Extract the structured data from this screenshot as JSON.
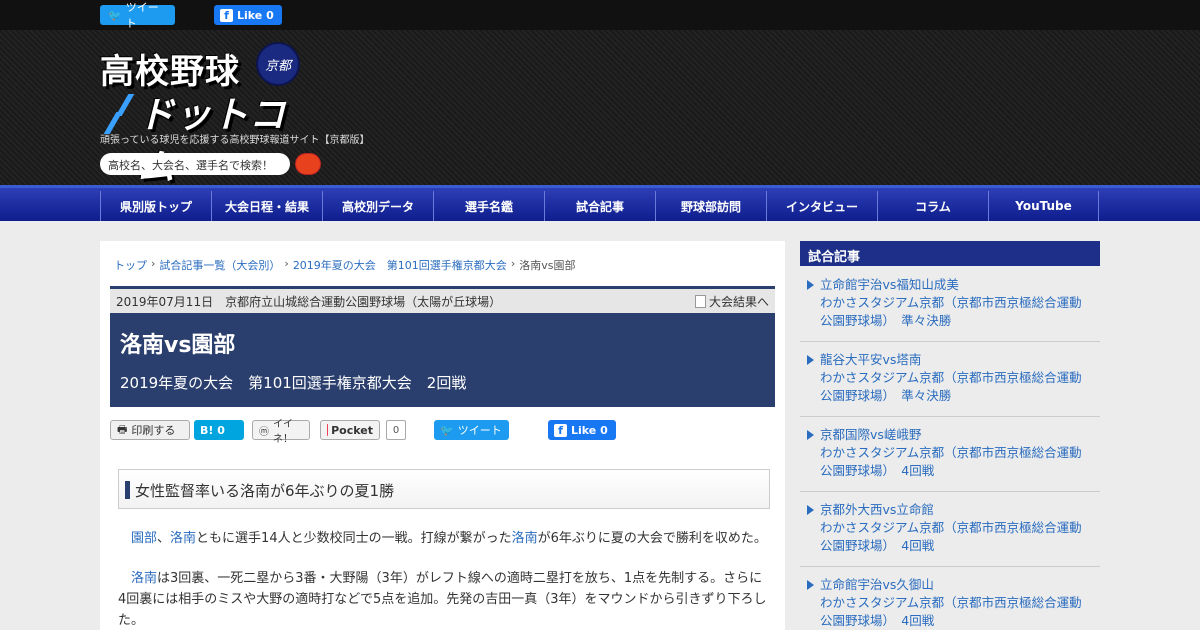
{
  "social_top": {
    "tweet": "ツイート",
    "fb_like": "Like 0"
  },
  "header": {
    "logo_line1": "高校野球",
    "logo_line2": "ドットコム",
    "logo_badge": "京都",
    "tagline": "頑張っている球児を応援する高校野球報道サイト【京都版】",
    "search_placeholder": "高校名、大会名、選手名で検索！"
  },
  "nav": [
    "県別版トップ",
    "大会日程・結果",
    "高校別データ",
    "選手名鑑",
    "試合記事",
    "野球部訪問",
    "インタビュー",
    "コラム",
    "YouTube"
  ],
  "breadcrumb": [
    "トップ",
    "試合記事一覧（大会別）",
    "2019年夏の大会　第101回選手権京都大会",
    "洛南vs園部"
  ],
  "article": {
    "date_venue": "2019年07月11日　京都府立山城総合運動公園野球場（太陽が丘球場）",
    "result_link": "大会結果へ",
    "title": "洛南vs園部",
    "subtitle": "2019年夏の大会　第101回選手権京都大会　2回戦",
    "headline": "女性監督率いる洛南が6年ぶりの夏1勝",
    "para1": {
      "team1": "園部",
      "sep": "、",
      "team2": "洛南",
      "text1": "ともに選手14人と少数校同士の一戦。打線が繋がった",
      "team3": "洛南",
      "text2": "が6年ぶりに夏の大会で勝利を収めた。"
    },
    "para2": {
      "team": "洛南",
      "text": "は3回裏、一死二塁から3番・大野陽（3年）がレフト線への適時二塁打を放ち、1点を先制する。さらに4回裏には相手のミスや大野の適時打などで5点を追加。先発の吉田一真（3年）をマウンドから引きずり下ろした。"
    }
  },
  "share": {
    "print": "印刷する",
    "hatena": "B! 0",
    "iine": "イイネ！",
    "pocket": "Pocket",
    "pocket_count": "0",
    "tweet": "ツイート",
    "fb_like": "Like 0"
  },
  "sidebar": {
    "title": "試合記事",
    "items": [
      {
        "title": "立命館宇治vs福知山成美",
        "venue": "わかさスタジアム京都（京都市西京極総合運動公園野球場）　準々決勝"
      },
      {
        "title": "龍谷大平安vs塔南",
        "venue": "わかさスタジアム京都（京都市西京極総合運動公園野球場）　準々決勝"
      },
      {
        "title": "京都国際vs嵯峨野",
        "venue": "わかさスタジアム京都（京都市西京極総合運動公園野球場）　4回戦"
      },
      {
        "title": "京都外大西vs立命館",
        "venue": "わかさスタジアム京都（京都市西京極総合運動公園野球場）　4回戦"
      },
      {
        "title": "立命館宇治vs久御山",
        "venue": "わかさスタジアム京都（京都市西京極総合運動公園野球場）　4回戦"
      }
    ]
  },
  "colors": {
    "nav_bg": "#0e1e8c",
    "title_bg": "#2b3f6e",
    "link": "#2a6cbf",
    "search_btn": "#e8411e"
  }
}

--*--

Exercise directions → Drop the images and quote the entries word for word.

Answer to the task →
Extract the structured data from this screenshot as JSON.
{
  "social_top": {
    "tweet": "ツイート",
    "fb_like": "Like 0"
  },
  "header": {
    "logo_line1": "高校野球",
    "logo_line2": "ドットコム",
    "logo_badge": "京都",
    "tagline": "頑張っている球児を応援する高校野球報道サイト【京都版】",
    "search_placeholder": "高校名、大会名、選手名で検索！"
  },
  "nav": [
    "県別版トップ",
    "大会日程・結果",
    "高校別データ",
    "選手名鑑",
    "試合記事",
    "野球部訪問",
    "インタビュー",
    "コラム",
    "YouTube"
  ],
  "breadcrumb": [
    "トップ",
    "試合記事一覧（大会別）",
    "2019年夏の大会　第101回選手権京都大会",
    "洛南vs園部"
  ],
  "article": {
    "date_venue": "2019年07月11日　京都府立山城総合運動公園野球場（太陽が丘球場）",
    "result_link": "大会結果へ",
    "title": "洛南vs園部",
    "subtitle": "2019年夏の大会　第101回選手権京都大会　2回戦",
    "headline": "女性監督率いる洛南が6年ぶりの夏1勝",
    "para1": {
      "team1": "園部",
      "sep": "、",
      "team2": "洛南",
      "text1": "ともに選手14人と少数校同士の一戦。打線が繋がった",
      "team3": "洛南",
      "text2": "が6年ぶりに夏の大会で勝利を収めた。"
    },
    "para2": {
      "team": "洛南",
      "text": "は3回裏、一死二塁から3番・大野陽（3年）がレフト線への適時二塁打を放ち、1点を先制する。さらに4回裏には相手のミスや大野の適時打などで5点を追加。先発の吉田一真（3年）をマウンドから引きずり下ろした。"
    }
  },
  "share": {
    "print": "印刷する",
    "hatena": "B! 0",
    "iine": "イイネ！",
    "pocket": "Pocket",
    "pocket_count": "0",
    "tweet": "ツイート",
    "fb_like": "Like 0"
  },
  "sidebar": {
    "title": "試合記事",
    "items": [
      {
        "title": "立命館宇治vs福知山成美",
        "venue": "わかさスタジアム京都（京都市西京極総合運動公園野球場）　準々決勝"
      },
      {
        "title": "龍谷大平安vs塔南",
        "venue": "わかさスタジアム京都（京都市西京極総合運動公園野球場）　準々決勝"
      },
      {
        "title": "京都国際vs嵯峨野",
        "venue": "わかさスタジアム京都（京都市西京極総合運動公園野球場）　4回戦"
      },
      {
        "title": "京都外大西vs立命館",
        "venue": "わかさスタジアム京都（京都市西京極総合運動公園野球場）　4回戦"
      },
      {
        "title": "立命館宇治vs久御山",
        "venue": "わかさスタジアム京都（京都市西京極総合運動公園野球場）　4回戦"
      }
    ]
  },
  "colors": {
    "nav_bg": "#0e1e8c",
    "title_bg": "#2b3f6e",
    "link": "#2a6cbf",
    "search_btn": "#e8411e"
  }
}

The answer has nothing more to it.